>> BEGIN Stored rows

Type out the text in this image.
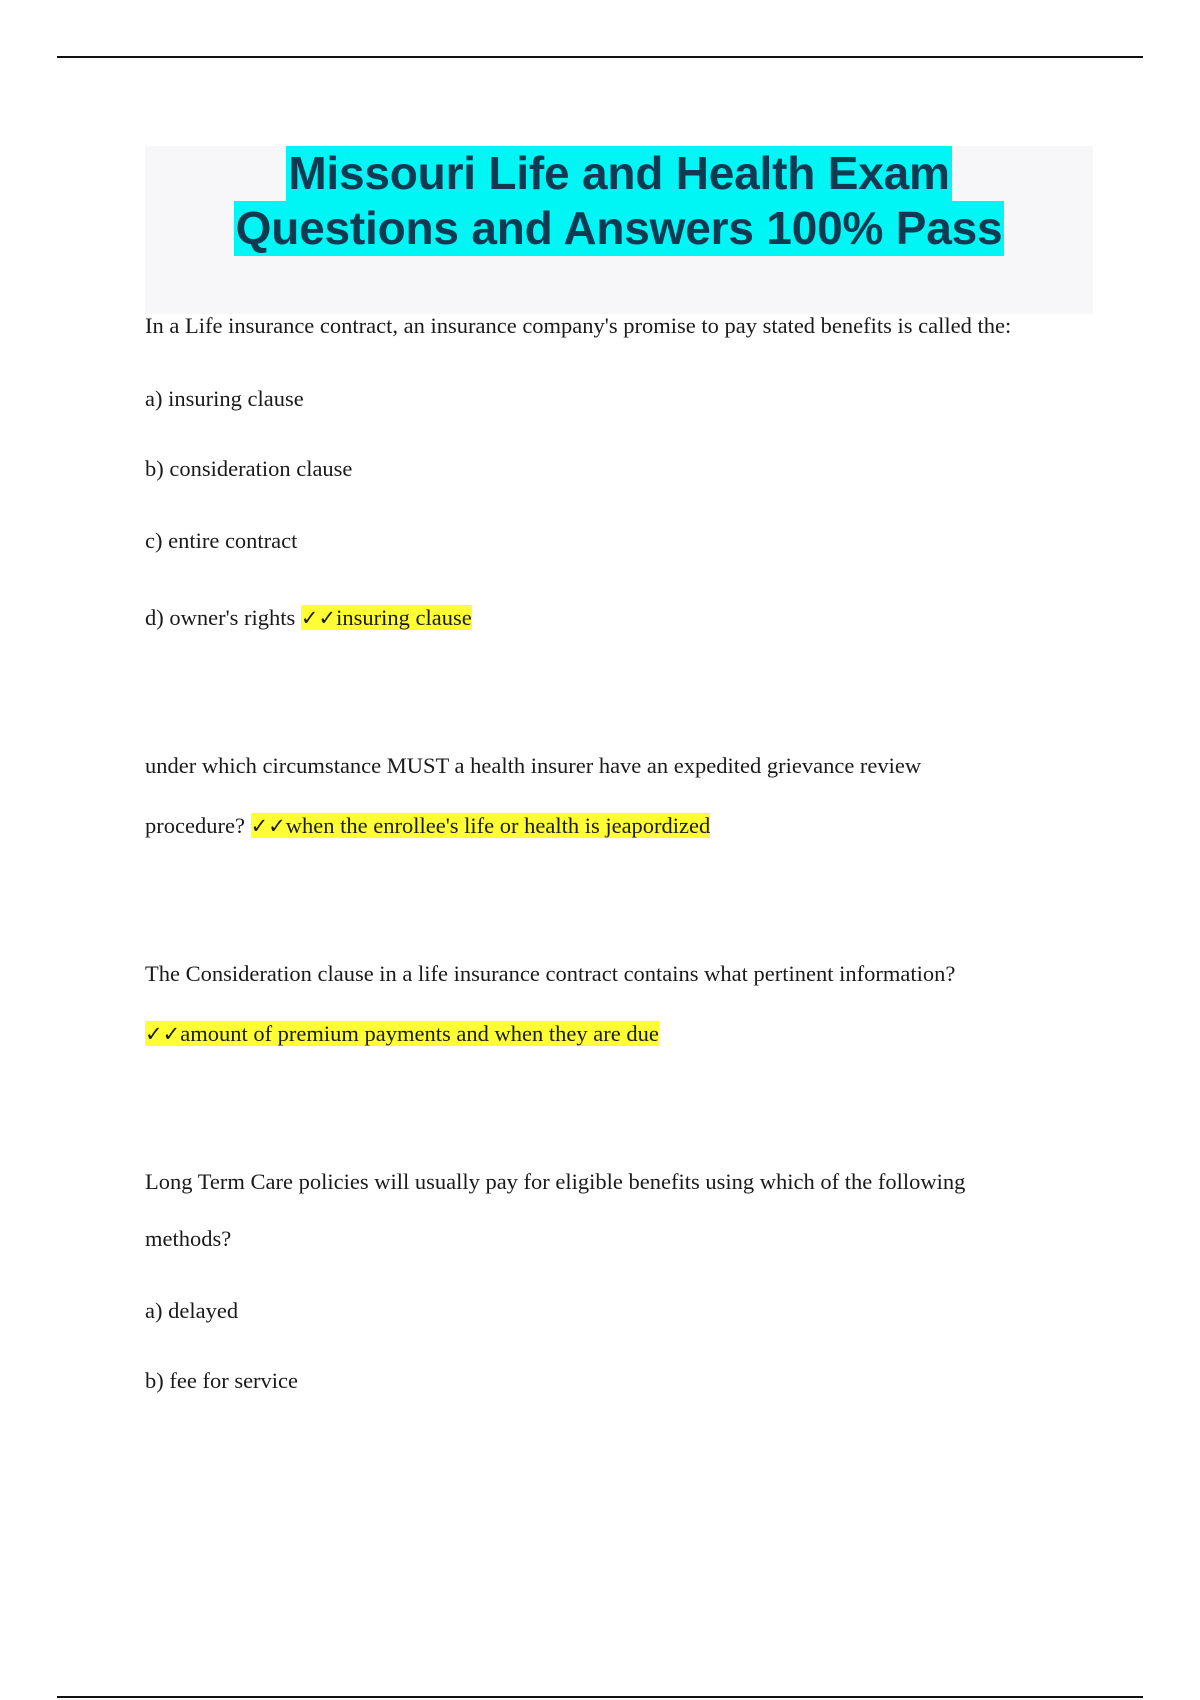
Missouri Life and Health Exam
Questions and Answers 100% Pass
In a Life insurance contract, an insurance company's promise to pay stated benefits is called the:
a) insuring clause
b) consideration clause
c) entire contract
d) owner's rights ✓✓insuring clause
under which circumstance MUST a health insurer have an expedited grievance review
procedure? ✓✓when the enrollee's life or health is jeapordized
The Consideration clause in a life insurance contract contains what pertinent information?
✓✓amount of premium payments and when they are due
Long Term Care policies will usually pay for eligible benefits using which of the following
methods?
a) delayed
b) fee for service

>> END Stored rows

§ **To do**:
Leave the images out, please, and restate each line word for word.

§ **Task solution**:
Type out the text in this image.
Missouri Life and Health Exam
Questions and Answers 100% Pass
In a Life insurance contract, an insurance company's promise to pay stated benefits is called the:
a) insuring clause
b) consideration clause
c) entire contract
d) owner's rights ✓✓insuring clause
under which circumstance MUST a health insurer have an expedited grievance review
procedure? ✓✓when the enrollee's life or health is jeapordized
The Consideration clause in a life insurance contract contains what pertinent information?
✓✓amount of premium payments and when they are due
Long Term Care policies will usually pay for eligible benefits using which of the following
methods?
a) delayed
b) fee for service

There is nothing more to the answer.